= Data =
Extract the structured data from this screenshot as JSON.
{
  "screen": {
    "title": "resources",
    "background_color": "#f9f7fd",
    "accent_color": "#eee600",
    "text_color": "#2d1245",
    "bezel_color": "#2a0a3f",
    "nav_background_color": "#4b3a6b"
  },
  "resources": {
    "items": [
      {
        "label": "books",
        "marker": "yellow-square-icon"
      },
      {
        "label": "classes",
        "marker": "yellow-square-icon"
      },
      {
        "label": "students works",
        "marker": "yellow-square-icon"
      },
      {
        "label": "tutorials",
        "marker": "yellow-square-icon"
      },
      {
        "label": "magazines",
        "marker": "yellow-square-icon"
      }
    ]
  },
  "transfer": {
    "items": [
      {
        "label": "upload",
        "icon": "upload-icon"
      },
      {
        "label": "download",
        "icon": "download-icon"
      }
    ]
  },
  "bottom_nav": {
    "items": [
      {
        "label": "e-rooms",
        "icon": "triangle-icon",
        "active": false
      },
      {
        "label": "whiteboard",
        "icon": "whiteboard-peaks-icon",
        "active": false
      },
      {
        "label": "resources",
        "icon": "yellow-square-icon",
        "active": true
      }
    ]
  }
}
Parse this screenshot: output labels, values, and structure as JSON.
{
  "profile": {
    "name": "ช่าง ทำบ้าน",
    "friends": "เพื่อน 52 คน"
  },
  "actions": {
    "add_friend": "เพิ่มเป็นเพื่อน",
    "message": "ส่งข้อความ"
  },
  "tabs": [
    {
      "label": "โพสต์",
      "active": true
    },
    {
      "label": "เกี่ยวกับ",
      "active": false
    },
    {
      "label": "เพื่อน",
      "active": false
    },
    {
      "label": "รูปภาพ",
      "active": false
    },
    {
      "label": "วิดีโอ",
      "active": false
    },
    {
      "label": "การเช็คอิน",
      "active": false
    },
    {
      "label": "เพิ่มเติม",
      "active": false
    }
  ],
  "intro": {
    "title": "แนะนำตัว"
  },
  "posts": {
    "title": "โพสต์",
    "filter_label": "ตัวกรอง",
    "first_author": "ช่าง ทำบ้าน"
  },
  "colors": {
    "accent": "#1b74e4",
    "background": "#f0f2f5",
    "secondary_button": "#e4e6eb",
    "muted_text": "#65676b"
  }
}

= Work to complete =
Give a word-for-word copy of the records.

= The answer =
Extract the structured data from this screenshot as JSON.
{
  "screen": {
    "title": "resources",
    "background_color": "#f9f7fd",
    "accent_color": "#eee600",
    "text_color": "#2d1245",
    "bezel_color": "#2a0a3f",
    "nav_background_color": "#4b3a6b"
  },
  "resources": {
    "items": [
      {
        "label": "books",
        "marker": "yellow-square-icon"
      },
      {
        "label": "classes",
        "marker": "yellow-square-icon"
      },
      {
        "label": "students works",
        "marker": "yellow-square-icon"
      },
      {
        "label": "tutorials",
        "marker": "yellow-square-icon"
      },
      {
        "label": "magazines",
        "marker": "yellow-square-icon"
      }
    ]
  },
  "transfer": {
    "items": [
      {
        "label": "upload",
        "icon": "upload-icon"
      },
      {
        "label": "download",
        "icon": "download-icon"
      }
    ]
  },
  "bottom_nav": {
    "items": [
      {
        "label": "e-rooms",
        "icon": "triangle-icon",
        "active": false
      },
      {
        "label": "whiteboard",
        "icon": "whiteboard-peaks-icon",
        "active": false
      },
      {
        "label": "resources",
        "icon": "yellow-square-icon",
        "active": true
      }
    ]
  }
}
Parse this screenshot: output labels, values, and structure as JSON.
{
  "profile": {
    "name": "ช่าง ทำบ้าน",
    "friends": "เพื่อน 52 คน"
  },
  "actions": {
    "add_friend": "เพิ่มเป็นเพื่อน",
    "message": "ส่งข้อความ"
  },
  "tabs": [
    {
      "label": "โพสต์",
      "active": true
    },
    {
      "label": "เกี่ยวกับ",
      "active": false
    },
    {
      "label": "เพื่อน",
      "active": false
    },
    {
      "label": "รูปภาพ",
      "active": false
    },
    {
      "label": "วิดีโอ",
      "active": false
    },
    {
      "label": "การเช็คอิน",
      "active": false
    },
    {
      "label": "เพิ่มเติม",
      "active": false
    }
  ],
  "intro": {
    "title": "แนะนำตัว"
  },
  "posts": {
    "title": "โพสต์",
    "filter_label": "ตัวกรอง",
    "first_author": "ช่าง ทำบ้าน"
  },
  "colors": {
    "accent": "#1b74e4",
    "background": "#f0f2f5",
    "secondary_button": "#e4e6eb",
    "muted_text": "#65676b"
  }
}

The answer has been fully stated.